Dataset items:
-- -- --

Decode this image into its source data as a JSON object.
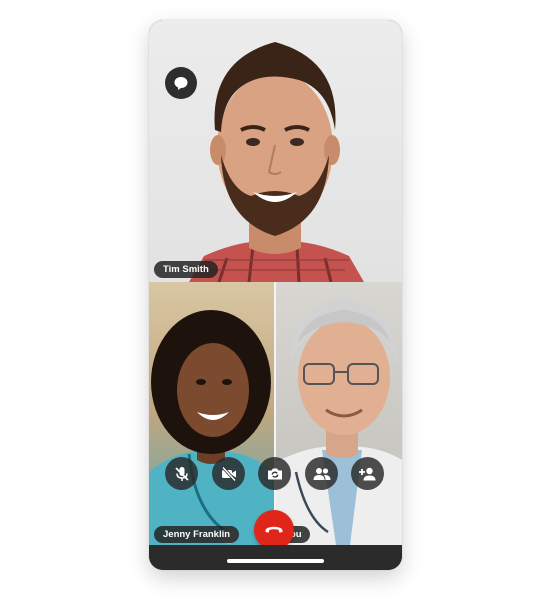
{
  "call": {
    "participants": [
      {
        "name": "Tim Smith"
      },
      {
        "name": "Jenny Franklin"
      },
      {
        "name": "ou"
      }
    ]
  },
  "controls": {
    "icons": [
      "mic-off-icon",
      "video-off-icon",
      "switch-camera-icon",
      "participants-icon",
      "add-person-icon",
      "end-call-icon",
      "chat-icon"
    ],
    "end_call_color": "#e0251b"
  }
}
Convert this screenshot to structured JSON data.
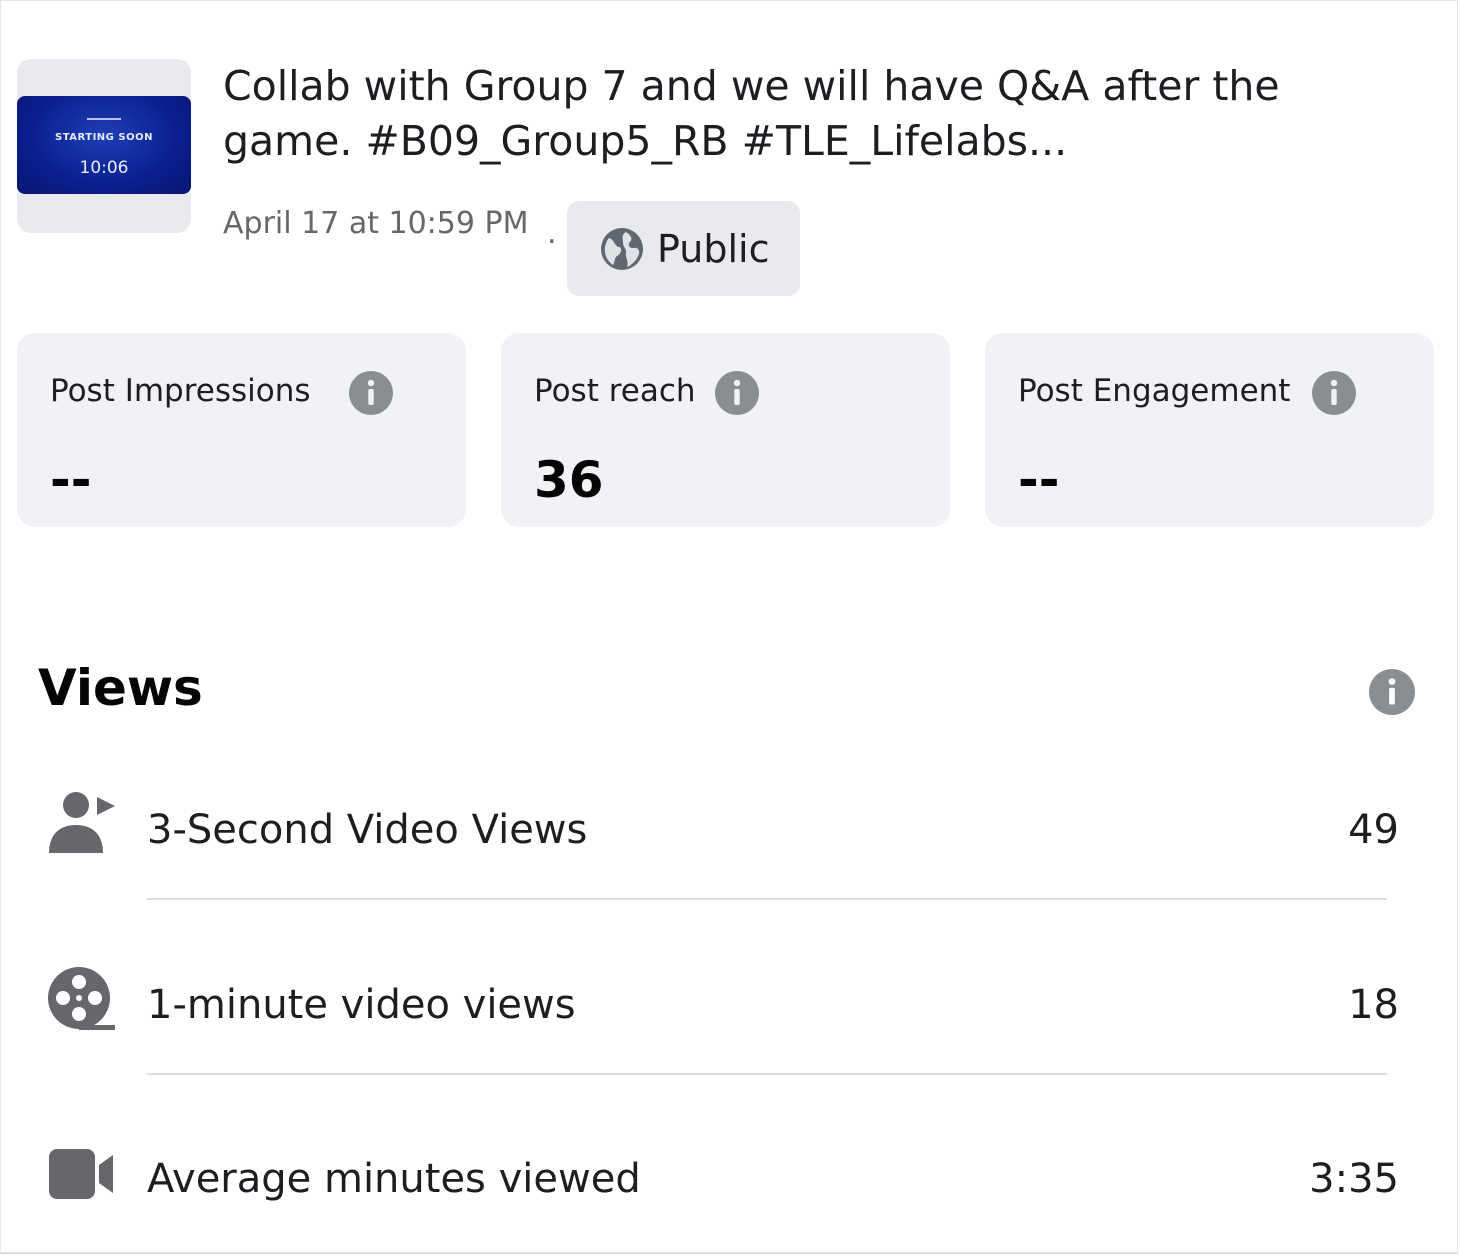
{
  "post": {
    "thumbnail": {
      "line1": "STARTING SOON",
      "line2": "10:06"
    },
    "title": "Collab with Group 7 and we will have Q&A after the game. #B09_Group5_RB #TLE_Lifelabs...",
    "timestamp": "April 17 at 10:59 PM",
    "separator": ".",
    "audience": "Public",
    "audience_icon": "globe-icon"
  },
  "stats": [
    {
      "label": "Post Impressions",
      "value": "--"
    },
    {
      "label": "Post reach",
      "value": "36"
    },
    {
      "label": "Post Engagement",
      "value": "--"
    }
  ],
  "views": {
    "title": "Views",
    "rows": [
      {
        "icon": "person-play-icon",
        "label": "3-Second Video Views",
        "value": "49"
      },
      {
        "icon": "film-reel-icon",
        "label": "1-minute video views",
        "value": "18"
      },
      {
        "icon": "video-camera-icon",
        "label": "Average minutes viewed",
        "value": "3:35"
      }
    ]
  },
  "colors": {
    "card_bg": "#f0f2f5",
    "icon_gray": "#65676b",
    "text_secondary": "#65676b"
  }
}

-- -- --

# Do this:
The listing above needs to be output again exactly. Don't include the pictures.

# Response to the exercise:
Decode this image into its source data as a JSON object.
{
  "call": {
    "participants": [
      {
        "name": "Tim Smith"
      },
      {
        "name": "Jenny Franklin"
      },
      {
        "name": "ou"
      }
    ]
  },
  "controls": {
    "icons": [
      "mic-off-icon",
      "video-off-icon",
      "switch-camera-icon",
      "participants-icon",
      "add-person-icon",
      "end-call-icon",
      "chat-icon"
    ],
    "end_call_color": "#e0251b"
  }
}
Convert this screenshot to structured JSON data.
{
  "post": {
    "thumbnail": {
      "line1": "STARTING SOON",
      "line2": "10:06"
    },
    "title": "Collab with Group 7 and we will have Q&A after the game. #B09_Group5_RB #TLE_Lifelabs...",
    "timestamp": "April 17 at 10:59 PM",
    "separator": ".",
    "audience": "Public",
    "audience_icon": "globe-icon"
  },
  "stats": [
    {
      "label": "Post Impressions",
      "value": "--"
    },
    {
      "label": "Post reach",
      "value": "36"
    },
    {
      "label": "Post Engagement",
      "value": "--"
    }
  ],
  "views": {
    "title": "Views",
    "rows": [
      {
        "icon": "person-play-icon",
        "label": "3-Second Video Views",
        "value": "49"
      },
      {
        "icon": "film-reel-icon",
        "label": "1-minute video views",
        "value": "18"
      },
      {
        "icon": "video-camera-icon",
        "label": "Average minutes viewed",
        "value": "3:35"
      }
    ]
  },
  "colors": {
    "card_bg": "#f0f2f5",
    "icon_gray": "#65676b",
    "text_secondary": "#65676b"
  }
}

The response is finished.